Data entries
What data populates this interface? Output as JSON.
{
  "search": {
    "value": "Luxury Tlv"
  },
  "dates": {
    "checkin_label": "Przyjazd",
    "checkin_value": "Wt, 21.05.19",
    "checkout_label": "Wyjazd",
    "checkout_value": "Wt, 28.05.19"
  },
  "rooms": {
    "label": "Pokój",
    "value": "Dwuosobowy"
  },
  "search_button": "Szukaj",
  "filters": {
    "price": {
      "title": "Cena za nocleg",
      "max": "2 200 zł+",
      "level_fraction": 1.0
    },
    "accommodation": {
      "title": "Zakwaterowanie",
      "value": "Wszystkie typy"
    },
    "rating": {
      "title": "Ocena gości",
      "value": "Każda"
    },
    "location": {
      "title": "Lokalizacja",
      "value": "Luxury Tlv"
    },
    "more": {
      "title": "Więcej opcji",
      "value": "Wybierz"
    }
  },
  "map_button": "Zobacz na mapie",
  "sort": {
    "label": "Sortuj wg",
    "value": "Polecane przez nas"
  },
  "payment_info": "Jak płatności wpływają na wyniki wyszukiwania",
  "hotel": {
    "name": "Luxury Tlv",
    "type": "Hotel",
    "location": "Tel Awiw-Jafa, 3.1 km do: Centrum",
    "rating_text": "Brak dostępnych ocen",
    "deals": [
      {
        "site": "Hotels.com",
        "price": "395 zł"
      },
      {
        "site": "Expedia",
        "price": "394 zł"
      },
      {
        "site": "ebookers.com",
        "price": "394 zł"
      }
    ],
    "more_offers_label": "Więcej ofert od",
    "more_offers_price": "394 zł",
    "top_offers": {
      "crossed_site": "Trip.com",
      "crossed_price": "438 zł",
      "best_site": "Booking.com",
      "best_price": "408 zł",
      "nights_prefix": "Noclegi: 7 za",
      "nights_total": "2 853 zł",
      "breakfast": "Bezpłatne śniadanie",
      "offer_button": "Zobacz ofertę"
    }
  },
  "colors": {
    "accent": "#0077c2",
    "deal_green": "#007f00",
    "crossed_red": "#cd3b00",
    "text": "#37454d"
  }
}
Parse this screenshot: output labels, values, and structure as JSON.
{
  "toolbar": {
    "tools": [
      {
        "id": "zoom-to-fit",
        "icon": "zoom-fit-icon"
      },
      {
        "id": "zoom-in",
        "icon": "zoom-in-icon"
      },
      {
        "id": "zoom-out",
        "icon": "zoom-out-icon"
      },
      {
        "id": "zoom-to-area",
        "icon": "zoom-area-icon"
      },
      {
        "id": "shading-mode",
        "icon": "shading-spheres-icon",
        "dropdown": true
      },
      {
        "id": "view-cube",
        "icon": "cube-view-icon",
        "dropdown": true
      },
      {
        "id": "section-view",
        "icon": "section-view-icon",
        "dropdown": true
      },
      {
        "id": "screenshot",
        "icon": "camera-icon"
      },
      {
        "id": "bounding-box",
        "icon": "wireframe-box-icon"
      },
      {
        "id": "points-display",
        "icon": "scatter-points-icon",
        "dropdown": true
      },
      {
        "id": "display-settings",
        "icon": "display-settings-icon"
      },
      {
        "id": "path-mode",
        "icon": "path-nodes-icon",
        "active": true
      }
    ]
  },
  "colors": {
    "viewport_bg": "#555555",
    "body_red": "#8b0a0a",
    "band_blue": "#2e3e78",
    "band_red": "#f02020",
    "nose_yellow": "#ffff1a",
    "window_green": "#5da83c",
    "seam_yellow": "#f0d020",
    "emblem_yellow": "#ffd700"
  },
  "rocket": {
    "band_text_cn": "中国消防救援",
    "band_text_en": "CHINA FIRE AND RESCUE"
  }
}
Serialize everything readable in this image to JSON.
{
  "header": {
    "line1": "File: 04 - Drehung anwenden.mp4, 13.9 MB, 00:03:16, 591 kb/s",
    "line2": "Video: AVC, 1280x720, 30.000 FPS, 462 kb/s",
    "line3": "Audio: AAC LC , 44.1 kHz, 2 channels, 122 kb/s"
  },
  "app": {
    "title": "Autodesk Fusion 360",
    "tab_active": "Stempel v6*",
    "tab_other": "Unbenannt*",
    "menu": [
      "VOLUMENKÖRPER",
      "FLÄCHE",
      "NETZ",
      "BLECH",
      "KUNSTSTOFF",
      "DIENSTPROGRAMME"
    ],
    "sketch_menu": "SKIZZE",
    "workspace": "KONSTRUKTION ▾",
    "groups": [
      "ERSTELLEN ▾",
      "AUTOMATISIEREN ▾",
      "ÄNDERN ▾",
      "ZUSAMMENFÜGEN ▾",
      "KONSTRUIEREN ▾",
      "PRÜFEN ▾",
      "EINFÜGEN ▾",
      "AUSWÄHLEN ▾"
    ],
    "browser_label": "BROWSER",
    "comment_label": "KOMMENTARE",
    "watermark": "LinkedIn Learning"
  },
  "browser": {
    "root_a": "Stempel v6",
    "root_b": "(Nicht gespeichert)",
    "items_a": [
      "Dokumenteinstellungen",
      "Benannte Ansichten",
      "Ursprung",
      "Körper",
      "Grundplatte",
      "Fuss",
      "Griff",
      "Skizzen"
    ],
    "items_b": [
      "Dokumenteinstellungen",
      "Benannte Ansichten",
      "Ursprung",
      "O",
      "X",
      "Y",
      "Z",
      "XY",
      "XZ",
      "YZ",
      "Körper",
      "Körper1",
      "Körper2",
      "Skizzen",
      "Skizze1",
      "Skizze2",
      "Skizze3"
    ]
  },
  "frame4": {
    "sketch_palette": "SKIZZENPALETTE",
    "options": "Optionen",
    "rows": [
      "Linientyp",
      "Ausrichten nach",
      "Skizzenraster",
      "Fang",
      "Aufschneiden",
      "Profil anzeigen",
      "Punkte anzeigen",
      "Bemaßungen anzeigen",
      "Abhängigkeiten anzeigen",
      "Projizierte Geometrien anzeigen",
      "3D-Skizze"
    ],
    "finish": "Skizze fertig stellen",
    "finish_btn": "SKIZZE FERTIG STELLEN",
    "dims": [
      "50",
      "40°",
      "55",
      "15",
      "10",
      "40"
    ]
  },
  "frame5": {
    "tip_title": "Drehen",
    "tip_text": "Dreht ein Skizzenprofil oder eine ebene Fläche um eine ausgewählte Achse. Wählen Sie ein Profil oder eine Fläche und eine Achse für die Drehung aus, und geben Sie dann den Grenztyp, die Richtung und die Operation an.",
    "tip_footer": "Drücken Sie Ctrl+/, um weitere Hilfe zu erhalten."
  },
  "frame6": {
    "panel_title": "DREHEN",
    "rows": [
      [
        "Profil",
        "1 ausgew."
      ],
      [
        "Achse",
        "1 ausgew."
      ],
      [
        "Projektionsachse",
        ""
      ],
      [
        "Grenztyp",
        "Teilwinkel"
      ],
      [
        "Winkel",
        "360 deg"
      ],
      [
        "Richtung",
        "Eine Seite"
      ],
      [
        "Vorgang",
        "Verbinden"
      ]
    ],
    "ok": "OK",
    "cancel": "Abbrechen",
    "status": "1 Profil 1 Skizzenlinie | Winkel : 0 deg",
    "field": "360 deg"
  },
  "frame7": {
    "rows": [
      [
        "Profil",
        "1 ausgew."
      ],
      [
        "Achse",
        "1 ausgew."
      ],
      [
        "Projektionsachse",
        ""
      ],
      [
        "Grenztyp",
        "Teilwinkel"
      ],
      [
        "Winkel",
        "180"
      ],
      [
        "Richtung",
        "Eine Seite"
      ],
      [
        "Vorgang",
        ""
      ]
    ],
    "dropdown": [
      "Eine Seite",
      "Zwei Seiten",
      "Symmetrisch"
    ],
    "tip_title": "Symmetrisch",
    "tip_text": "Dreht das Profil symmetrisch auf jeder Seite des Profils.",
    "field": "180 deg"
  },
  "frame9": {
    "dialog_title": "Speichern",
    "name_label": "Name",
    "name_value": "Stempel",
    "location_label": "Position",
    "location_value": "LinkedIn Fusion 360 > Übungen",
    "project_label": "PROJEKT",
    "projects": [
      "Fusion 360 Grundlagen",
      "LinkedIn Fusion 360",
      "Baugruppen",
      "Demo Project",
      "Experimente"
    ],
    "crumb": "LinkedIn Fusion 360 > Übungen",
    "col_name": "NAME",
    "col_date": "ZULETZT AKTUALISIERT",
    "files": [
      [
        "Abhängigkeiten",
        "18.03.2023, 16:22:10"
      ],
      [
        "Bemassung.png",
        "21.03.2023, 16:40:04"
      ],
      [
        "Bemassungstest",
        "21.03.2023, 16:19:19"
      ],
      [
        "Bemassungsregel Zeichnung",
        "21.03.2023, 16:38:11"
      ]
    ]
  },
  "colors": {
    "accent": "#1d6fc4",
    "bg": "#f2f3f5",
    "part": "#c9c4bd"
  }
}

PROMPT: From the data above, pick out each line containing "Abhängigkeiten" and copy it.

ANSWER BELOW:
      "Abhängigkeiten anzeigen",
        "Abhängigkeiten",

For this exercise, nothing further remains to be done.